Job
Below is a set of records; restate each one word for word.

____ Dataset entries

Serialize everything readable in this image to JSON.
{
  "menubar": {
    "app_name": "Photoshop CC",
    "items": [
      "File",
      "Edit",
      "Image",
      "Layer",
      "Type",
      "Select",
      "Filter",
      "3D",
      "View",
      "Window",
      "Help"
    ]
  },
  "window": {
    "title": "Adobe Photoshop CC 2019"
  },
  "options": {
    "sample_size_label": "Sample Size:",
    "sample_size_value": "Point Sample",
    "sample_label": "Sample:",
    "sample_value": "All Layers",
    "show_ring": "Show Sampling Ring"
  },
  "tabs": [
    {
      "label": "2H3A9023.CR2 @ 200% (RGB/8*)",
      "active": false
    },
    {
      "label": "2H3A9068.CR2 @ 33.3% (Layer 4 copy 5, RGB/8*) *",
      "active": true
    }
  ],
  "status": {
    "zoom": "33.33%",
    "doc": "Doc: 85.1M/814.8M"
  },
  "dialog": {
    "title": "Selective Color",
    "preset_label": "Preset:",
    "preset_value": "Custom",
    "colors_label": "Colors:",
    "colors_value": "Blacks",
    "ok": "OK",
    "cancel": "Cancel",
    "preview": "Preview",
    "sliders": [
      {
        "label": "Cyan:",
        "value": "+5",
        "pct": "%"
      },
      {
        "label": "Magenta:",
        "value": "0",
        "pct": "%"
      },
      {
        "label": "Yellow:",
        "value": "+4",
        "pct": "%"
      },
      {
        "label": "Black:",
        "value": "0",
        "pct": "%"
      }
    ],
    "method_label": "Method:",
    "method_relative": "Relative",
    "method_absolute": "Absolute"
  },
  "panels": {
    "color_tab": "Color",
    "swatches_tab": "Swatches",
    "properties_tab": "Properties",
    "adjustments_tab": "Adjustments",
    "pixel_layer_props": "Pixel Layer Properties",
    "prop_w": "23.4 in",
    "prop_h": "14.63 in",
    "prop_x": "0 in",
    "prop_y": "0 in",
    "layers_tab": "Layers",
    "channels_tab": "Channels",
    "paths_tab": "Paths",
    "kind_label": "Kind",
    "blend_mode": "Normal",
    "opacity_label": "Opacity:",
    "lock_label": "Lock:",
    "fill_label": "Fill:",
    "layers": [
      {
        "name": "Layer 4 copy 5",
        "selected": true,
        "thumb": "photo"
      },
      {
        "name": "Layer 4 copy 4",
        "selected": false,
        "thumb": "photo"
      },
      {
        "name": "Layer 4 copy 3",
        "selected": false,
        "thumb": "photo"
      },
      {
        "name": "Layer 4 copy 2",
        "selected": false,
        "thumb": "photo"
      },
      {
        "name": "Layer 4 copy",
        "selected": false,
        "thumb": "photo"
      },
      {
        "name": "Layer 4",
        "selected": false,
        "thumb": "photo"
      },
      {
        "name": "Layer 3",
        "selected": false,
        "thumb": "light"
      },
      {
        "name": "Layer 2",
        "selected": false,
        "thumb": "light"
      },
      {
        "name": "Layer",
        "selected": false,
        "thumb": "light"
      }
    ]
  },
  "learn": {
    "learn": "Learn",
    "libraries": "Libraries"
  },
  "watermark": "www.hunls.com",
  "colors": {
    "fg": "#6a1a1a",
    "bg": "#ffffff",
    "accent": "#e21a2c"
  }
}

________

The completed task
Serialize everything readable in this image to JSON.
{
  "menubar": {
    "app_name": "Photoshop CC",
    "items": [
      "File",
      "Edit",
      "Image",
      "Layer",
      "Type",
      "Select",
      "Filter",
      "3D",
      "View",
      "Window",
      "Help"
    ]
  },
  "window": {
    "title": "Adobe Photoshop CC 2019"
  },
  "options": {
    "sample_size_label": "Sample Size:",
    "sample_size_value": "Point Sample",
    "sample_label": "Sample:",
    "sample_value": "All Layers",
    "show_ring": "Show Sampling Ring"
  },
  "tabs": [
    {
      "label": "2H3A9023.CR2 @ 200% (RGB/8*)",
      "active": false
    },
    {
      "label": "2H3A9068.CR2 @ 33.3% (Layer 4 copy 5, RGB/8*) *",
      "active": true
    }
  ],
  "status": {
    "zoom": "33.33%",
    "doc": "Doc: 85.1M/814.8M"
  },
  "dialog": {
    "title": "Selective Color",
    "preset_label": "Preset:",
    "preset_value": "Custom",
    "colors_label": "Colors:",
    "colors_value": "Blacks",
    "ok": "OK",
    "cancel": "Cancel",
    "preview": "Preview",
    "sliders": [
      {
        "label": "Cyan:",
        "value": "+5",
        "pct": "%"
      },
      {
        "label": "Magenta:",
        "value": "0",
        "pct": "%"
      },
      {
        "label": "Yellow:",
        "value": "+4",
        "pct": "%"
      },
      {
        "label": "Black:",
        "value": "0",
        "pct": "%"
      }
    ],
    "method_label": "Method:",
    "method_relative": "Relative",
    "method_absolute": "Absolute"
  },
  "panels": {
    "color_tab": "Color",
    "swatches_tab": "Swatches",
    "properties_tab": "Properties",
    "adjustments_tab": "Adjustments",
    "pixel_layer_props": "Pixel Layer Properties",
    "prop_w": "23.4 in",
    "prop_h": "14.63 in",
    "prop_x": "0 in",
    "prop_y": "0 in",
    "layers_tab": "Layers",
    "channels_tab": "Channels",
    "paths_tab": "Paths",
    "kind_label": "Kind",
    "blend_mode": "Normal",
    "opacity_label": "Opacity:",
    "lock_label": "Lock:",
    "fill_label": "Fill:",
    "layers": [
      {
        "name": "Layer 4 copy 5",
        "selected": true,
        "thumb": "photo"
      },
      {
        "name": "Layer 4 copy 4",
        "selected": false,
        "thumb": "photo"
      },
      {
        "name": "Layer 4 copy 3",
        "selected": false,
        "thumb": "photo"
      },
      {
        "name": "Layer 4 copy 2",
        "selected": false,
        "thumb": "photo"
      },
      {
        "name": "Layer 4 copy",
        "selected": false,
        "thumb": "photo"
      },
      {
        "name": "Layer 4",
        "selected": false,
        "thumb": "photo"
      },
      {
        "name": "Layer 3",
        "selected": false,
        "thumb": "light"
      },
      {
        "name": "Layer 2",
        "selected": false,
        "thumb": "light"
      },
      {
        "name": "Layer",
        "selected": false,
        "thumb": "light"
      }
    ]
  },
  "learn": {
    "learn": "Learn",
    "libraries": "Libraries"
  },
  "watermark": "www.hunls.com",
  "colors": {
    "fg": "#6a1a1a",
    "bg": "#ffffff",
    "accent": "#e21a2c"
  }
}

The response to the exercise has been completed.